▶ What is being asked
Go through the listing and pick out each line with the word "sont" in it.

▶ Records
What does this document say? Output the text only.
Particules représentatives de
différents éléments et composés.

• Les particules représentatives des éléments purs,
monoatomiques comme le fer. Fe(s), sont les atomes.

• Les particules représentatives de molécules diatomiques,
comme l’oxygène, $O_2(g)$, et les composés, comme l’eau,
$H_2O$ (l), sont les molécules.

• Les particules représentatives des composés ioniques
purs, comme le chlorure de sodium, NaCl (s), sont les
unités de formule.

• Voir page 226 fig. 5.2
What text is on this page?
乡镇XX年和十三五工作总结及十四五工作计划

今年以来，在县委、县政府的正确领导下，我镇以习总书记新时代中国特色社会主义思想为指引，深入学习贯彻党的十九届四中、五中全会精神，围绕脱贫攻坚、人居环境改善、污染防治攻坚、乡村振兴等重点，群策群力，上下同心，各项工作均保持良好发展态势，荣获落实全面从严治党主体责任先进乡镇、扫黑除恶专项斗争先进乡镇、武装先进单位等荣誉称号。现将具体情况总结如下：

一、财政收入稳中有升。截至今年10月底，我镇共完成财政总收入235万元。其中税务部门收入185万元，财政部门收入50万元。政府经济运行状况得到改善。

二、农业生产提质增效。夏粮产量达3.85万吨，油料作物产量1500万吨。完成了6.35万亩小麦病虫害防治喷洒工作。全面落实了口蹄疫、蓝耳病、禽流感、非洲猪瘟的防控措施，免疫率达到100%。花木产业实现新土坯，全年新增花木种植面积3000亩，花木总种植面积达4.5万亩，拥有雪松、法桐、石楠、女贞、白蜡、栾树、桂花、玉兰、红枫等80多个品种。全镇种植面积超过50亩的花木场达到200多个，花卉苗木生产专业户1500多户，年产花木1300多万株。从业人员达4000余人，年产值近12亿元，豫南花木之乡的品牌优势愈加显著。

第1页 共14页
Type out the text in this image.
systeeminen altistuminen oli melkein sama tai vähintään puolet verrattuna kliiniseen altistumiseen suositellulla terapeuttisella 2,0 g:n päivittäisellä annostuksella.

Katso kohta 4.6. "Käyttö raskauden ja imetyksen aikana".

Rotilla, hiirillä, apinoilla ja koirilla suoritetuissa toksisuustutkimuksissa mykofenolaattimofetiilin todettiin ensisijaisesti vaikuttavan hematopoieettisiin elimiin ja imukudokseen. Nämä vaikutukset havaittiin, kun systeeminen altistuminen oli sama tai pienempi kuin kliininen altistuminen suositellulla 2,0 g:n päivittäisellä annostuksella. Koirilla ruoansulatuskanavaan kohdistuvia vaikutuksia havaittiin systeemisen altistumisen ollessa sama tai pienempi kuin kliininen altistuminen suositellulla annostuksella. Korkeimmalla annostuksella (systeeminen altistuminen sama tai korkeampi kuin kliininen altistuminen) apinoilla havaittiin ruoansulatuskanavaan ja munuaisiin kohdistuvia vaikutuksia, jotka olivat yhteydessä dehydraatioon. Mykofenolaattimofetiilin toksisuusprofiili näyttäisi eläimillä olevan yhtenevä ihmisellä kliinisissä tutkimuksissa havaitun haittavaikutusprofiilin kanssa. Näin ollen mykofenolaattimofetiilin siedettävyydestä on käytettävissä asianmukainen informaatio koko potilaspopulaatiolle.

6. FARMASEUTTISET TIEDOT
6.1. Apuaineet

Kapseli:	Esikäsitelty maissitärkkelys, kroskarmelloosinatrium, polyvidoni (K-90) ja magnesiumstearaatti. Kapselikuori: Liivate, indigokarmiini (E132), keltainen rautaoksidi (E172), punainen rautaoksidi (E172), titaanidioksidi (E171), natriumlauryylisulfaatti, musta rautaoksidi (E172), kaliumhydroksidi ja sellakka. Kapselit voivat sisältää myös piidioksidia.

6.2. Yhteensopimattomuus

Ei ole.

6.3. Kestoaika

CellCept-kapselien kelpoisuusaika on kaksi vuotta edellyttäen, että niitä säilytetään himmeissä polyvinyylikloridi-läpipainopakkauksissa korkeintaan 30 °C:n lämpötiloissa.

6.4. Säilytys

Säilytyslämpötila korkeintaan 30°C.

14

▶ Answer to the problem
monoatomiques comme le fer. Fe(s), sont les atomes.
$H_2O$ (l), sont les molécules.
purs, comme le chlorure de sodium, NaCl (s), sont les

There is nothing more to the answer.